• [Data for processing]:
● ● ●
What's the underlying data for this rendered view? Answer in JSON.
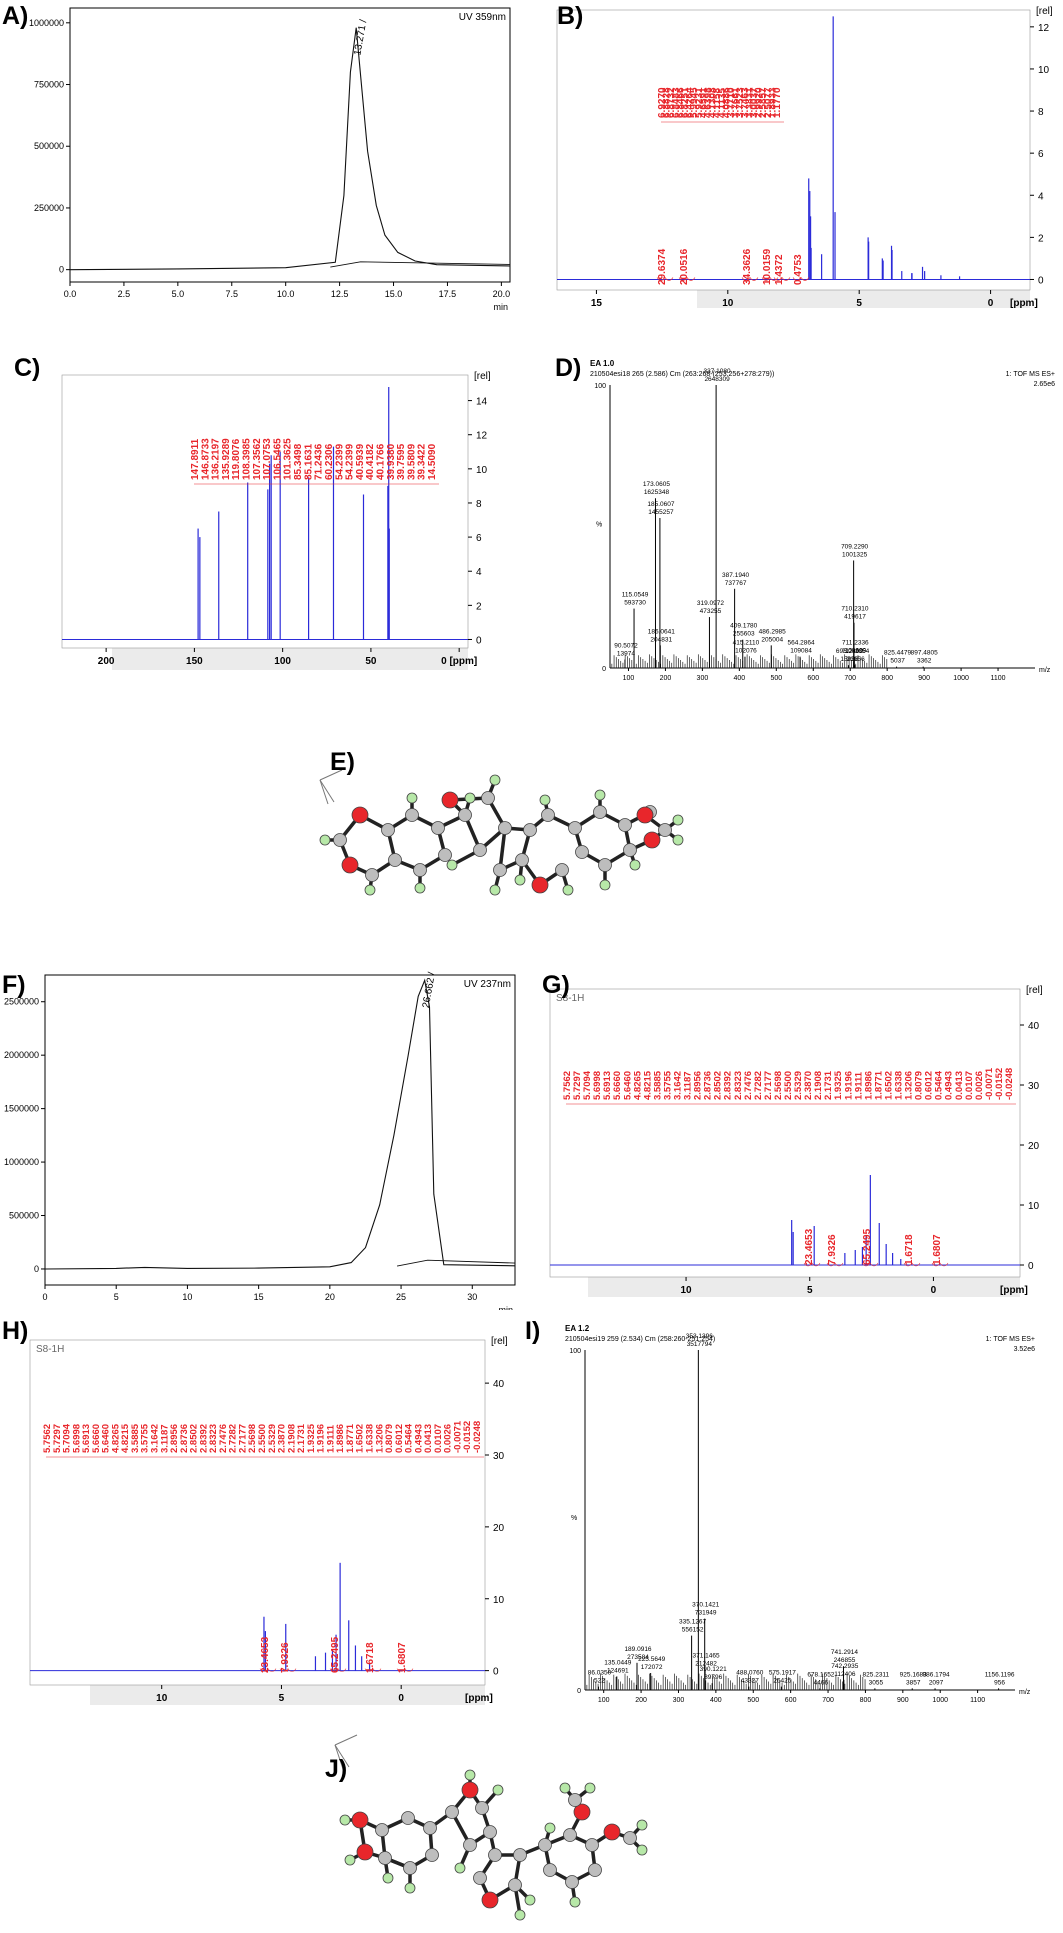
{
  "chart_data": [
    {
      "panel": "A)",
      "type": "line",
      "legend_text": "UV 359nm",
      "xlabel": "min",
      "xticks": [
        "0.0",
        "2.5",
        "5.0",
        "7.5",
        "10.0",
        "12.5",
        "15.0",
        "17.5",
        "20.0"
      ],
      "yticks": [
        "0",
        "250000",
        "500000",
        "750000",
        "1000000"
      ],
      "xlim": [
        0,
        20.4
      ],
      "ylim": [
        -50000,
        1060000
      ],
      "peak_label": "13.271",
      "series": [
        {
          "x": [
            0,
            5,
            10,
            12.3,
            12.7,
            13.0,
            13.27,
            13.5,
            13.8,
            14.2,
            14.6,
            15.2,
            16.0,
            17.0,
            20.4
          ],
          "y": [
            0,
            3000,
            8000,
            30000,
            300000,
            800000,
            980000,
            760000,
            480000,
            260000,
            140000,
            70000,
            35000,
            20000,
            15000
          ]
        }
      ]
    },
    {
      "panel": "B)",
      "type": "line",
      "xlabel": "[ppm]",
      "ylabel": "[rel]",
      "xticks": [
        "15",
        "10",
        "5",
        "0"
      ],
      "yticks": [
        "0",
        "2",
        "4",
        "6",
        "8",
        "10",
        "12"
      ],
      "xlim": [
        16.5,
        -1.5
      ],
      "ylim": [
        -0.5,
        12.8
      ],
      "peak_labels": [
        "6.9270",
        "6.8828",
        "6.8732",
        "6.8483",
        "6.8466",
        "6.8251",
        "6.4264",
        "5.9945",
        "5.9231",
        "4.6591",
        "4.6398",
        "4.1308",
        "4.1158",
        "4.1135",
        "4.0886",
        "3.7710",
        "3.7661",
        "3.7523",
        "3.7463",
        "3.3831",
        "3.0037",
        "2.9920",
        "2.5857",
        "2.5077",
        "1.8933",
        "1.1770"
      ],
      "integrals": [
        "29.6374",
        "20.0516",
        "34.3626",
        "10.0159",
        "1.4372",
        "0.4753"
      ],
      "series": [
        {
          "x": [
            6.92,
            6.88,
            6.85,
            6.83,
            6.43,
            5.99,
            5.92,
            4.66,
            4.64,
            4.12,
            4.09,
            3.77,
            3.75,
            3.38,
            3.0,
            2.99,
            2.59,
            2.51,
            1.89,
            1.18
          ],
          "y": [
            4.8,
            4.2,
            3.0,
            1.5,
            1.2,
            12.5,
            3.2,
            2.0,
            1.8,
            1.0,
            0.9,
            1.6,
            1.4,
            0.4,
            0.3,
            0.3,
            0.6,
            0.4,
            0.2,
            0.15
          ]
        }
      ]
    },
    {
      "panel": "C)",
      "type": "line",
      "xlabel": "[ppm]",
      "ylabel": "[rel]",
      "xticks": [
        "200",
        "150",
        "100",
        "50",
        "0 [ppm]"
      ],
      "yticks": [
        "0",
        "2",
        "4",
        "6",
        "8",
        "10",
        "12",
        "14"
      ],
      "xlim": [
        225,
        -5
      ],
      "ylim": [
        -0.5,
        15.5
      ],
      "peak_labels": [
        "147.8911",
        "146.8733",
        "136.2197",
        "135.9289",
        "119.8076",
        "108.3985",
        "107.3562",
        "107.0753",
        "106.5465",
        "101.3625",
        "85.3498",
        "85.1631",
        "71.2436",
        "60.2306",
        "54.2399",
        "54.2399",
        "40.5939",
        "40.4182",
        "40.1766",
        "39.9380",
        "39.7595",
        "39.5809",
        "39.3422",
        "14.5090"
      ],
      "series": [
        {
          "x": [
            147.9,
            146.9,
            136.2,
            119.8,
            108.4,
            107.4,
            106.5,
            101.4,
            85.3,
            71.2,
            54.2,
            40.4,
            39.9,
            39.6
          ],
          "y": [
            6.5,
            6.0,
            7.5,
            9.2,
            8.8,
            10.3,
            10.8,
            11.0,
            9.5,
            11.3,
            8.5,
            9.0,
            14.8,
            6.5
          ]
        }
      ]
    },
    {
      "panel": "D)",
      "type": "bar",
      "header_line1": "EA 1.0",
      "header_line2": "210504esi18 265 (2.586) Cm (263:268-(253:256+278:279))",
      "header_right1": "1: TOF MS ES+",
      "header_right2": "2.65e6",
      "ylabel": "%",
      "xlabel": "m/z",
      "xticks": [
        "100",
        "200",
        "300",
        "400",
        "500",
        "600",
        "700",
        "800",
        "900",
        "1000",
        "1100"
      ],
      "yticks": [
        "0",
        "100"
      ],
      "xlim": [
        50,
        1200
      ],
      "ylim": [
        0,
        100
      ],
      "peaks": [
        {
          "mz": 90.5072,
          "inten": 3,
          "label1": "90.5072",
          "label2": "13974"
        },
        {
          "mz": 115.0549,
          "inten": 21,
          "label1": "115.0549",
          "label2": "593730"
        },
        {
          "mz": 173.0605,
          "inten": 60,
          "label1": "173.0605",
          "label2": "1625348"
        },
        {
          "mz": 185.0607,
          "inten": 53,
          "label1": "185.0607",
          "label2": "1455257"
        },
        {
          "mz": 186.0641,
          "inten": 8,
          "label1": "186.0641",
          "label2": "204831"
        },
        {
          "mz": 319.0972,
          "inten": 18,
          "label1": "319.0972",
          "label2": "473255"
        },
        {
          "mz": 337.108,
          "inten": 100,
          "label1": "337.1080",
          "label2": "2648309"
        },
        {
          "mz": 387.194,
          "inten": 28,
          "label1": "387.1940",
          "label2": "737767"
        },
        {
          "mz": 409.178,
          "inten": 10,
          "label1": "409.1780",
          "label2": "255603"
        },
        {
          "mz": 415.211,
          "inten": 4,
          "label1": "415.2110",
          "label2": "102076"
        },
        {
          "mz": 486.2985,
          "inten": 8,
          "label1": "486.2985",
          "label2": "205004"
        },
        {
          "mz": 564.2864,
          "inten": 4,
          "label1": "564.2864",
          "label2": "109084"
        },
        {
          "mz": 695.249,
          "inten": 1,
          "label1": "695.2490",
          "label2": "15958"
        },
        {
          "mz": 709.229,
          "inten": 38,
          "label1": "709.2290",
          "label2": "1001325"
        },
        {
          "mz": 710.231,
          "inten": 16,
          "label1": "710.2310",
          "label2": "419617"
        },
        {
          "mz": 711.2336,
          "inten": 4,
          "label1": "711.2336",
          "label2": "109609"
        },
        {
          "mz": 712.2354,
          "inten": 1,
          "label1": "712.2354",
          "label2": "21656"
        },
        {
          "mz": 825.4479,
          "inten": 0.5,
          "label1": "825.4479",
          "label2": "5037"
        },
        {
          "mz": 897.4805,
          "inten": 0.5,
          "label1": "897.4805",
          "label2": "3362"
        }
      ]
    },
    {
      "panel": "F)",
      "type": "line",
      "legend_text": "UV 237nm",
      "xlabel": "min",
      "xticks": [
        "0",
        "5",
        "10",
        "15",
        "20",
        "25",
        "30"
      ],
      "yticks": [
        "0",
        "500000",
        "1000000",
        "1500000",
        "2000000",
        "2500000"
      ],
      "xlim": [
        0,
        33
      ],
      "ylim": [
        -150000,
        2750000
      ],
      "peak_label": "26.662",
      "series": [
        {
          "x": [
            0,
            5,
            7,
            10,
            15,
            20,
            21.5,
            22.5,
            23.5,
            24.5,
            25.5,
            26.2,
            26.66,
            27.0,
            27.3,
            28,
            33
          ],
          "y": [
            0,
            5000,
            15000,
            5000,
            8000,
            20000,
            60000,
            200000,
            600000,
            1250000,
            2000000,
            2550000,
            2700000,
            2450000,
            700000,
            40000,
            30000
          ]
        }
      ]
    },
    {
      "panel": "G)",
      "type": "line",
      "title_text": "S8-1H",
      "xlabel": "[ppm]",
      "ylabel": "[rel]",
      "xticks": [
        "10",
        "5",
        "0"
      ],
      "yticks": [
        "0",
        "10",
        "20",
        "30",
        "40"
      ],
      "xlim": [
        15.5,
        -3.5
      ],
      "ylim": [
        -2,
        46
      ],
      "peak_labels": [
        "5.7562",
        "5.7297",
        "5.7094",
        "5.6998",
        "5.6913",
        "5.6660",
        "5.6460",
        "4.8265",
        "4.8215",
        "3.5885",
        "3.5755",
        "3.1642",
        "3.1187",
        "2.8956",
        "2.8736",
        "2.8502",
        "2.8392",
        "2.8323",
        "2.7476",
        "2.7282",
        "2.7177",
        "2.5698",
        "2.5500",
        "2.5329",
        "2.3870",
        "2.1908",
        "2.1731",
        "1.9325",
        "1.9196",
        "1.9111",
        "1.8986",
        "1.8771",
        "1.6502",
        "1.6338",
        "1.3206",
        "0.8079",
        "0.6012",
        "0.5464",
        "0.4943",
        "0.0413",
        "0.0107",
        "0.0026",
        "-0.0071",
        "-0.0152",
        "-0.0248"
      ],
      "integrals": [
        "23.4653",
        "7.9326",
        "65.2495",
        "1.6718",
        "1.6807"
      ],
      "series": [
        {
          "x": [
            5.73,
            5.67,
            4.82,
            3.58,
            3.16,
            2.87,
            2.72,
            2.55,
            2.19,
            1.91,
            1.65,
            1.32
          ],
          "y": [
            7.5,
            5.5,
            6.5,
            2.0,
            2.5,
            3.0,
            5.0,
            15.0,
            7.0,
            3.5,
            2.0,
            1.0
          ]
        }
      ]
    },
    {
      "panel": "H)",
      "type": "line",
      "title_text": "S8-1H",
      "xlabel": "[ppm]",
      "ylabel": "[rel]",
      "xticks": [
        "10",
        "5",
        "0"
      ],
      "yticks": [
        "0",
        "10",
        "20",
        "30",
        "40"
      ],
      "xlim": [
        15.5,
        -3.5
      ],
      "ylim": [
        -2,
        46
      ],
      "peak_labels": [
        "5.7562",
        "5.7297",
        "5.7094",
        "5.6998",
        "5.6913",
        "5.6660",
        "5.6460",
        "4.8265",
        "4.8215",
        "3.5885",
        "3.5755",
        "3.1642",
        "3.1187",
        "2.8956",
        "2.8736",
        "2.8502",
        "2.8392",
        "2.8323",
        "2.7476",
        "2.7282",
        "2.7177",
        "2.5698",
        "2.5500",
        "2.5329",
        "2.3870",
        "2.1908",
        "2.1731",
        "1.9325",
        "1.9196",
        "1.9111",
        "1.8986",
        "1.8771",
        "1.6502",
        "1.6338",
        "1.3206",
        "0.8079",
        "0.6012",
        "0.5464",
        "0.4943",
        "0.0413",
        "0.0107",
        "0.0026",
        "-0.0071",
        "-0.0152",
        "-0.0248"
      ],
      "integrals": [
        "23.4653",
        "7.9326",
        "65.2495",
        "1.6718",
        "1.6807"
      ],
      "series": [
        {
          "x": [
            5.73,
            5.67,
            4.82,
            3.58,
            3.16,
            2.87,
            2.72,
            2.55,
            2.19,
            1.91,
            1.65,
            1.32
          ],
          "y": [
            7.5,
            5.5,
            6.5,
            2.0,
            2.5,
            3.0,
            5.0,
            15.0,
            7.0,
            3.5,
            2.0,
            1.0
          ]
        }
      ]
    },
    {
      "panel": "I)",
      "type": "bar",
      "header_line1": "EA 1.2",
      "header_line2": "210504esi19 259 (2.534) Cm (258:260-251:254)",
      "header_right1": "1: TOF MS ES+",
      "header_right2": "3.52e6",
      "ylabel": "%",
      "xlabel": "m/z",
      "xticks": [
        "100",
        "200",
        "300",
        "400",
        "500",
        "600",
        "700",
        "800",
        "900",
        "1000",
        "1100"
      ],
      "yticks": [
        "0",
        "100"
      ],
      "xlim": [
        50,
        1200
      ],
      "ylim": [
        0,
        100
      ],
      "peaks": [
        {
          "mz": 86.035,
          "inten": 1,
          "label1": "86.0350",
          "label2": "522"
        },
        {
          "mz": 135.0449,
          "inten": 4,
          "label1": "135.0449",
          "label2": "124691"
        },
        {
          "mz": 189.0916,
          "inten": 8,
          "label1": "189.0916",
          "label2": "273584"
        },
        {
          "mz": 225.5649,
          "inten": 5,
          "label1": "225.5649",
          "label2": "172072"
        },
        {
          "mz": 335.1267,
          "inten": 16,
          "label1": "335.1267",
          "label2": "556152"
        },
        {
          "mz": 353.1396,
          "inten": 100,
          "label1": "353.1396",
          "label2": "3517794"
        },
        {
          "mz": 370.1421,
          "inten": 21,
          "label1": "370.1421",
          "label2": "731949"
        },
        {
          "mz": 371.1465,
          "inten": 6,
          "label1": "371.1465",
          "label2": "212482"
        },
        {
          "mz": 390.1221,
          "inten": 2,
          "label1": "390.1221",
          "label2": "89796"
        },
        {
          "mz": 488.076,
          "inten": 1,
          "label1": "488.0760",
          "label2": "43327"
        },
        {
          "mz": 575.1917,
          "inten": 1,
          "label1": "575.1917",
          "label2": "26425"
        },
        {
          "mz": 678.1652,
          "inten": 0.5,
          "label1": "678.1652",
          "label2": "4466"
        },
        {
          "mz": 741.2914,
          "inten": 7,
          "label1": "741.2914",
          "label2": "246855"
        },
        {
          "mz": 742.2935,
          "inten": 3,
          "label1": "742.2935",
          "label2": "112406"
        },
        {
          "mz": 825.2311,
          "inten": 0.5,
          "label1": "825.2311",
          "label2": "3055"
        },
        {
          "mz": 925.1683,
          "inten": 0.5,
          "label1": "925.1683",
          "label2": "3857"
        },
        {
          "mz": 986.1794,
          "inten": 0.5,
          "label1": "986.1794",
          "label2": "2097"
        },
        {
          "mz": 1156.1196,
          "inten": 0.5,
          "label1": "1156.1196",
          "label2": "956"
        }
      ]
    }
  ],
  "molecules": {
    "e_label": "E)",
    "j_label": "J)"
  },
  "colors": {
    "nmr_trace": "#2b2bd9",
    "peak_label": "#e8262b",
    "atom_oxygen": "#e8262b",
    "atom_hydrogen": "#b7e8a8",
    "atom_carbon": "#bdbdbd"
  }
}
● ● ●
• [Work to do]:
Pull out all lines of the data with the string "panel".

• [Result of the task]:
      "panel": "A)",
      "panel": "B)",
      "panel": "C)",
      "panel": "D)",
      "panel": "F)",
      "panel": "G)",
      "panel": "H)",
      "panel": "I)",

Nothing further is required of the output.